⟨

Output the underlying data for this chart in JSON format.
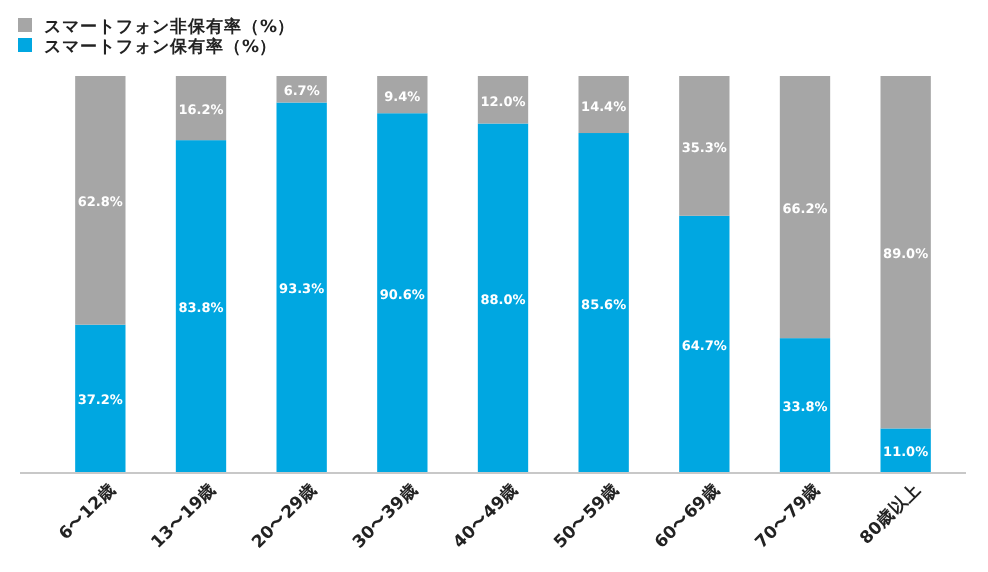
{
  "chart_data": {
    "type": "bar",
    "stacked": true,
    "legend": "top left",
    "categories": [
      "6〜12歳",
      "13〜19歳",
      "20〜29歳",
      "30〜39歳",
      "40〜49歳",
      "50〜59歳",
      "60〜69歳",
      "70〜79歳",
      "80歳以上"
    ],
    "series": [
      {
        "name": "スマートフォン保有率（%）",
        "color": "#00a7e1",
        "values": [
          37.2,
          83.8,
          93.3,
          90.6,
          88.0,
          85.6,
          64.7,
          33.8,
          11.0
        ],
        "value_labels": [
          "37.2%",
          "83.8%",
          "93.3%",
          "90.6%",
          "88.0%",
          "85.6%",
          "64.7%",
          "33.8%",
          "11.0%"
        ]
      },
      {
        "name": "スマートフォン非保有率（%）",
        "color": "#a6a6a6",
        "values": [
          62.8,
          16.2,
          6.7,
          9.4,
          12.0,
          14.4,
          35.3,
          66.2,
          89.0
        ],
        "value_labels": [
          "62.8%",
          "16.2%",
          "6.7%",
          "9.4%",
          "12.0%",
          "14.4%",
          "35.3%",
          "66.2%",
          "89.0%"
        ]
      }
    ]
  }
}
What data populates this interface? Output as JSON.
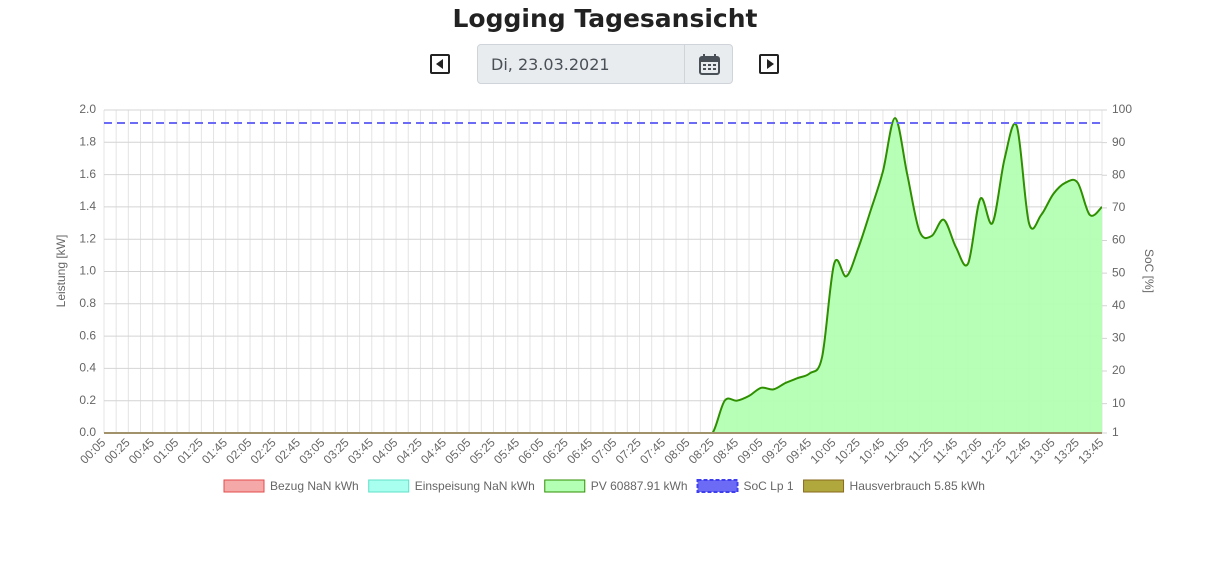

⟩

> [BRIEF]: Without the pictures, repeat all the records word for word.

> [THE SOLUTION]:
Output the underlying data for this chart in JSON format.
{
  "chart_data": {
    "type": "bar",
    "stacked": true,
    "legend": "top left",
    "categories": [
      "6〜12歳",
      "13〜19歳",
      "20〜29歳",
      "30〜39歳",
      "40〜49歳",
      "50〜59歳",
      "60〜69歳",
      "70〜79歳",
      "80歳以上"
    ],
    "series": [
      {
        "name": "スマートフォン保有率（%）",
        "color": "#00a7e1",
        "values": [
          37.2,
          83.8,
          93.3,
          90.6,
          88.0,
          85.6,
          64.7,
          33.8,
          11.0
        ],
        "value_labels": [
          "37.2%",
          "83.8%",
          "93.3%",
          "90.6%",
          "88.0%",
          "85.6%",
          "64.7%",
          "33.8%",
          "11.0%"
        ]
      },
      {
        "name": "スマートフォン非保有率（%）",
        "color": "#a6a6a6",
        "values": [
          62.8,
          16.2,
          6.7,
          9.4,
          12.0,
          14.4,
          35.3,
          66.2,
          89.0
        ],
        "value_labels": [
          "62.8%",
          "16.2%",
          "6.7%",
          "9.4%",
          "12.0%",
          "14.4%",
          "35.3%",
          "66.2%",
          "89.0%"
        ]
      }
    ]
  }
}
What data populates this interface? Output as JSON.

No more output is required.